Extracts from a graphics dataset:
╔══
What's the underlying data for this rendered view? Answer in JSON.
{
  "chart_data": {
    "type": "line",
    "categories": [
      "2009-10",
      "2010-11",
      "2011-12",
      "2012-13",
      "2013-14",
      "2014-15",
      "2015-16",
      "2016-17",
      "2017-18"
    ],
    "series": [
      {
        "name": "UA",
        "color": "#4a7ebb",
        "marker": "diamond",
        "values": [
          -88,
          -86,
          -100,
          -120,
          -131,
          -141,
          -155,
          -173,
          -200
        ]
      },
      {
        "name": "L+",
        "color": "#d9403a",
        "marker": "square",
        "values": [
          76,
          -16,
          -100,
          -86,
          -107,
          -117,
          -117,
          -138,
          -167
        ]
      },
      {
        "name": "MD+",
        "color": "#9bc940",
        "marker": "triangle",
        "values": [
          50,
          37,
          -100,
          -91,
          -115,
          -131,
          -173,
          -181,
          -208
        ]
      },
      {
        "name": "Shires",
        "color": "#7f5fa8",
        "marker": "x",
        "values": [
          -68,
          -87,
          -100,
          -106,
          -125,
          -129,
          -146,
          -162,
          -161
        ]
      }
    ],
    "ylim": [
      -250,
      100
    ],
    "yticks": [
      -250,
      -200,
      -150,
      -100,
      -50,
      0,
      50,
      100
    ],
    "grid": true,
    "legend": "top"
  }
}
╚══
Print every record exactly as it was given.

What's the underlying data for this rendered view? Answer in JSON.
{
  "chart_data": {
    "type": "line",
    "categories": [
      "2009-10",
      "2010-11",
      "2011-12",
      "2012-13",
      "2013-14",
      "2014-15",
      "2015-16",
      "2016-17",
      "2017-18"
    ],
    "series": [
      {
        "name": "UA",
        "color": "#4a7ebb",
        "marker": "diamond",
        "values": [
          -88,
          -86,
          -100,
          -120,
          -131,
          -141,
          -155,
          -173,
          -200
        ]
      },
      {
        "name": "L+",
        "color": "#d9403a",
        "marker": "square",
        "values": [
          76,
          -16,
          -100,
          -86,
          -107,
          -117,
          -117,
          -138,
          -167
        ]
      },
      {
        "name": "MD+",
        "color": "#9bc940",
        "marker": "triangle",
        "values": [
          50,
          37,
          -100,
          -91,
          -115,
          -131,
          -173,
          -181,
          -208
        ]
      },
      {
        "name": "Shires",
        "color": "#7f5fa8",
        "marker": "x",
        "values": [
          -68,
          -87,
          -100,
          -106,
          -125,
          -129,
          -146,
          -162,
          -161
        ]
      }
    ],
    "ylim": [
      -250,
      100
    ],
    "yticks": [
      -250,
      -200,
      -150,
      -100,
      -50,
      0,
      50,
      100
    ],
    "grid": true,
    "legend": "top"
  }
}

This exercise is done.